- [Provided records]
◇ ◇ ◇ ◇
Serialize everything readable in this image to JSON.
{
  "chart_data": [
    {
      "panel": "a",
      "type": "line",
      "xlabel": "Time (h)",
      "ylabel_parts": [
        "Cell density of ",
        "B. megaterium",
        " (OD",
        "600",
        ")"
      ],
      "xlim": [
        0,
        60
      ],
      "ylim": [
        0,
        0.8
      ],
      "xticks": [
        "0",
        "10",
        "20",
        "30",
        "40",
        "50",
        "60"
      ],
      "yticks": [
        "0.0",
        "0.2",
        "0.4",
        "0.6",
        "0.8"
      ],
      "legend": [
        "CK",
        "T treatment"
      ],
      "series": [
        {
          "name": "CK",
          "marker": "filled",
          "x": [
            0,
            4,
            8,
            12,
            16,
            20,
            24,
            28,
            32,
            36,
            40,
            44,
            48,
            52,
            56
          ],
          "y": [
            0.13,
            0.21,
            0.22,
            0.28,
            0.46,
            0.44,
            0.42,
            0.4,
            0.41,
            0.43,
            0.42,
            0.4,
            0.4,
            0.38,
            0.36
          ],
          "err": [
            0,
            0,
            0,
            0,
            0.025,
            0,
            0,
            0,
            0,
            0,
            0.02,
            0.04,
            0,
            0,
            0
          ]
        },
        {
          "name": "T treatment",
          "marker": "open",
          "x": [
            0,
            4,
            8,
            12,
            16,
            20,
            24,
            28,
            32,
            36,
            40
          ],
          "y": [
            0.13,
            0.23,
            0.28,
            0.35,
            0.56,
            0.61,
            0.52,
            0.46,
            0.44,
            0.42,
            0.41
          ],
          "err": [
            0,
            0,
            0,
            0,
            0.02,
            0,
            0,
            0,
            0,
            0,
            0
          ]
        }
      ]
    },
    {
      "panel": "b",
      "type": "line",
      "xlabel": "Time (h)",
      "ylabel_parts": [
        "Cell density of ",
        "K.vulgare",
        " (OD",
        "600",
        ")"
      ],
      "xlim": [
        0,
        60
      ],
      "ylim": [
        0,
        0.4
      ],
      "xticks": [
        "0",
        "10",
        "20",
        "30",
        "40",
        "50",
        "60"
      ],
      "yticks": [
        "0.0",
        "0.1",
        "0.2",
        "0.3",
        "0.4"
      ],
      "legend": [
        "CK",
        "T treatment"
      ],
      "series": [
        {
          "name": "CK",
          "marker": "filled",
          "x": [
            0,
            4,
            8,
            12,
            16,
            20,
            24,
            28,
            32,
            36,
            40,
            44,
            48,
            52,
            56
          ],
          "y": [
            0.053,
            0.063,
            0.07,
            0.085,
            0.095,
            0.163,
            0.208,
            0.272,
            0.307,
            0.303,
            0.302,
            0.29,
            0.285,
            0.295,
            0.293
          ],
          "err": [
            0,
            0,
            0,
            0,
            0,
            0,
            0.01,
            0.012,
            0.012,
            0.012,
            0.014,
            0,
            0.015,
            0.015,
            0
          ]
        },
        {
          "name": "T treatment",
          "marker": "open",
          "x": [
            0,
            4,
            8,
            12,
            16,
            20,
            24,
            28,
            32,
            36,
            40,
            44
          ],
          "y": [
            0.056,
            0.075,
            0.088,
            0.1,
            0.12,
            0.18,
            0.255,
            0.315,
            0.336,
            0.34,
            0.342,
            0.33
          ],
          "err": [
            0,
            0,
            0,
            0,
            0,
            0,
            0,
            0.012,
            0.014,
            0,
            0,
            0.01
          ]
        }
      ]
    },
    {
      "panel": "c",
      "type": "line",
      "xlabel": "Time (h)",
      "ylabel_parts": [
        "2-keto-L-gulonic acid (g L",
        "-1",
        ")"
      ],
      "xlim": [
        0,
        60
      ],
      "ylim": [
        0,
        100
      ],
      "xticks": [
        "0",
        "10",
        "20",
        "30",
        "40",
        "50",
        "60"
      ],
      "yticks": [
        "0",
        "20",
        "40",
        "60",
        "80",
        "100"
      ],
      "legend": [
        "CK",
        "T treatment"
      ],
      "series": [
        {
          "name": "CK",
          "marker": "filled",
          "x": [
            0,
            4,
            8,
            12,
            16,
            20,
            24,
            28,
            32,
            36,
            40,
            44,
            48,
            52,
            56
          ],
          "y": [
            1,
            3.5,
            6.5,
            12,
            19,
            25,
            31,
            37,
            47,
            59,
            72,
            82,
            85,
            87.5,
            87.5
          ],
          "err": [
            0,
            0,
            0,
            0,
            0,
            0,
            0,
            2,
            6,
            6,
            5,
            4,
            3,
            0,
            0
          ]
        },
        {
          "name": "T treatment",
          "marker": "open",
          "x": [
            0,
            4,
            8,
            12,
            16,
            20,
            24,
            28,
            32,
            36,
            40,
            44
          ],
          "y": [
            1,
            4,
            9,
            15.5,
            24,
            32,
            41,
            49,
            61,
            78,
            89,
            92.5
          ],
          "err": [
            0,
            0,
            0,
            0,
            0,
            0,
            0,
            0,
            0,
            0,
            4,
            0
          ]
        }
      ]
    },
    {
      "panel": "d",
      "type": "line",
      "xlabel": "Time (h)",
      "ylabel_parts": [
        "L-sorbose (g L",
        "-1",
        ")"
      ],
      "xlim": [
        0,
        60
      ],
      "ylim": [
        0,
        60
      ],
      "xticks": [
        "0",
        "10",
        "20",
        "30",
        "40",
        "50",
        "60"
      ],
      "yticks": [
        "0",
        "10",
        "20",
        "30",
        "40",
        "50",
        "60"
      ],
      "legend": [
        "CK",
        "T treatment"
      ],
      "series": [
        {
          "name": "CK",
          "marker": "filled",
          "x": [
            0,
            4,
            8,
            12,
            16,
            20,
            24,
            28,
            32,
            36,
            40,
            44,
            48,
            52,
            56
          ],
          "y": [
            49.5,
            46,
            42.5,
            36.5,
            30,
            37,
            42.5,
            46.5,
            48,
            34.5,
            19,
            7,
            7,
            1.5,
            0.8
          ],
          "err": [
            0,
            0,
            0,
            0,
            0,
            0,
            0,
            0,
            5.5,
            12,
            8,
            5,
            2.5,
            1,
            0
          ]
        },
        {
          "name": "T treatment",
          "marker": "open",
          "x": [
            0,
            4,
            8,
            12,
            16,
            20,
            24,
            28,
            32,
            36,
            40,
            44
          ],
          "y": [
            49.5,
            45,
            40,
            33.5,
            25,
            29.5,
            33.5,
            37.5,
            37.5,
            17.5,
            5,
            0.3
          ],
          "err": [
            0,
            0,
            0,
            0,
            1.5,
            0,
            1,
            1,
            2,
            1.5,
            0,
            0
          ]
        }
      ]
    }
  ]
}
◇ ◇ ◇ ◇
- [What the task requires]
Write out every line of the records exactly.

- [Response to this exercise]
Serialize everything readable in this image to JSON.
{
  "chart_data": [
    {
      "panel": "a",
      "type": "line",
      "xlabel": "Time (h)",
      "ylabel_parts": [
        "Cell density of ",
        "B. megaterium",
        " (OD",
        "600",
        ")"
      ],
      "xlim": [
        0,
        60
      ],
      "ylim": [
        0,
        0.8
      ],
      "xticks": [
        "0",
        "10",
        "20",
        "30",
        "40",
        "50",
        "60"
      ],
      "yticks": [
        "0.0",
        "0.2",
        "0.4",
        "0.6",
        "0.8"
      ],
      "legend": [
        "CK",
        "T treatment"
      ],
      "series": [
        {
          "name": "CK",
          "marker": "filled",
          "x": [
            0,
            4,
            8,
            12,
            16,
            20,
            24,
            28,
            32,
            36,
            40,
            44,
            48,
            52,
            56
          ],
          "y": [
            0.13,
            0.21,
            0.22,
            0.28,
            0.46,
            0.44,
            0.42,
            0.4,
            0.41,
            0.43,
            0.42,
            0.4,
            0.4,
            0.38,
            0.36
          ],
          "err": [
            0,
            0,
            0,
            0,
            0.025,
            0,
            0,
            0,
            0,
            0,
            0.02,
            0.04,
            0,
            0,
            0
          ]
        },
        {
          "name": "T treatment",
          "marker": "open",
          "x": [
            0,
            4,
            8,
            12,
            16,
            20,
            24,
            28,
            32,
            36,
            40
          ],
          "y": [
            0.13,
            0.23,
            0.28,
            0.35,
            0.56,
            0.61,
            0.52,
            0.46,
            0.44,
            0.42,
            0.41
          ],
          "err": [
            0,
            0,
            0,
            0,
            0.02,
            0,
            0,
            0,
            0,
            0,
            0
          ]
        }
      ]
    },
    {
      "panel": "b",
      "type": "line",
      "xlabel": "Time (h)",
      "ylabel_parts": [
        "Cell density of ",
        "K.vulgare",
        " (OD",
        "600",
        ")"
      ],
      "xlim": [
        0,
        60
      ],
      "ylim": [
        0,
        0.4
      ],
      "xticks": [
        "0",
        "10",
        "20",
        "30",
        "40",
        "50",
        "60"
      ],
      "yticks": [
        "0.0",
        "0.1",
        "0.2",
        "0.3",
        "0.4"
      ],
      "legend": [
        "CK",
        "T treatment"
      ],
      "series": [
        {
          "name": "CK",
          "marker": "filled",
          "x": [
            0,
            4,
            8,
            12,
            16,
            20,
            24,
            28,
            32,
            36,
            40,
            44,
            48,
            52,
            56
          ],
          "y": [
            0.053,
            0.063,
            0.07,
            0.085,
            0.095,
            0.163,
            0.208,
            0.272,
            0.307,
            0.303,
            0.302,
            0.29,
            0.285,
            0.295,
            0.293
          ],
          "err": [
            0,
            0,
            0,
            0,
            0,
            0,
            0.01,
            0.012,
            0.012,
            0.012,
            0.014,
            0,
            0.015,
            0.015,
            0
          ]
        },
        {
          "name": "T treatment",
          "marker": "open",
          "x": [
            0,
            4,
            8,
            12,
            16,
            20,
            24,
            28,
            32,
            36,
            40,
            44
          ],
          "y": [
            0.056,
            0.075,
            0.088,
            0.1,
            0.12,
            0.18,
            0.255,
            0.315,
            0.336,
            0.34,
            0.342,
            0.33
          ],
          "err": [
            0,
            0,
            0,
            0,
            0,
            0,
            0,
            0.012,
            0.014,
            0,
            0,
            0.01
          ]
        }
      ]
    },
    {
      "panel": "c",
      "type": "line",
      "xlabel": "Time (h)",
      "ylabel_parts": [
        "2-keto-L-gulonic acid (g L",
        "-1",
        ")"
      ],
      "xlim": [
        0,
        60
      ],
      "ylim": [
        0,
        100
      ],
      "xticks": [
        "0",
        "10",
        "20",
        "30",
        "40",
        "50",
        "60"
      ],
      "yticks": [
        "0",
        "20",
        "40",
        "60",
        "80",
        "100"
      ],
      "legend": [
        "CK",
        "T treatment"
      ],
      "series": [
        {
          "name": "CK",
          "marker": "filled",
          "x": [
            0,
            4,
            8,
            12,
            16,
            20,
            24,
            28,
            32,
            36,
            40,
            44,
            48,
            52,
            56
          ],
          "y": [
            1,
            3.5,
            6.5,
            12,
            19,
            25,
            31,
            37,
            47,
            59,
            72,
            82,
            85,
            87.5,
            87.5
          ],
          "err": [
            0,
            0,
            0,
            0,
            0,
            0,
            0,
            2,
            6,
            6,
            5,
            4,
            3,
            0,
            0
          ]
        },
        {
          "name": "T treatment",
          "marker": "open",
          "x": [
            0,
            4,
            8,
            12,
            16,
            20,
            24,
            28,
            32,
            36,
            40,
            44
          ],
          "y": [
            1,
            4,
            9,
            15.5,
            24,
            32,
            41,
            49,
            61,
            78,
            89,
            92.5
          ],
          "err": [
            0,
            0,
            0,
            0,
            0,
            0,
            0,
            0,
            0,
            0,
            4,
            0
          ]
        }
      ]
    },
    {
      "panel": "d",
      "type": "line",
      "xlabel": "Time (h)",
      "ylabel_parts": [
        "L-sorbose (g L",
        "-1",
        ")"
      ],
      "xlim": [
        0,
        60
      ],
      "ylim": [
        0,
        60
      ],
      "xticks": [
        "0",
        "10",
        "20",
        "30",
        "40",
        "50",
        "60"
      ],
      "yticks": [
        "0",
        "10",
        "20",
        "30",
        "40",
        "50",
        "60"
      ],
      "legend": [
        "CK",
        "T treatment"
      ],
      "series": [
        {
          "name": "CK",
          "marker": "filled",
          "x": [
            0,
            4,
            8,
            12,
            16,
            20,
            24,
            28,
            32,
            36,
            40,
            44,
            48,
            52,
            56
          ],
          "y": [
            49.5,
            46,
            42.5,
            36.5,
            30,
            37,
            42.5,
            46.5,
            48,
            34.5,
            19,
            7,
            7,
            1.5,
            0.8
          ],
          "err": [
            0,
            0,
            0,
            0,
            0,
            0,
            0,
            0,
            5.5,
            12,
            8,
            5,
            2.5,
            1,
            0
          ]
        },
        {
          "name": "T treatment",
          "marker": "open",
          "x": [
            0,
            4,
            8,
            12,
            16,
            20,
            24,
            28,
            32,
            36,
            40,
            44
          ],
          "y": [
            49.5,
            45,
            40,
            33.5,
            25,
            29.5,
            33.5,
            37.5,
            37.5,
            17.5,
            5,
            0.3
          ],
          "err": [
            0,
            0,
            0,
            0,
            1.5,
            0,
            1,
            1,
            2,
            1.5,
            0,
            0
          ]
        }
      ]
    }
  ]
}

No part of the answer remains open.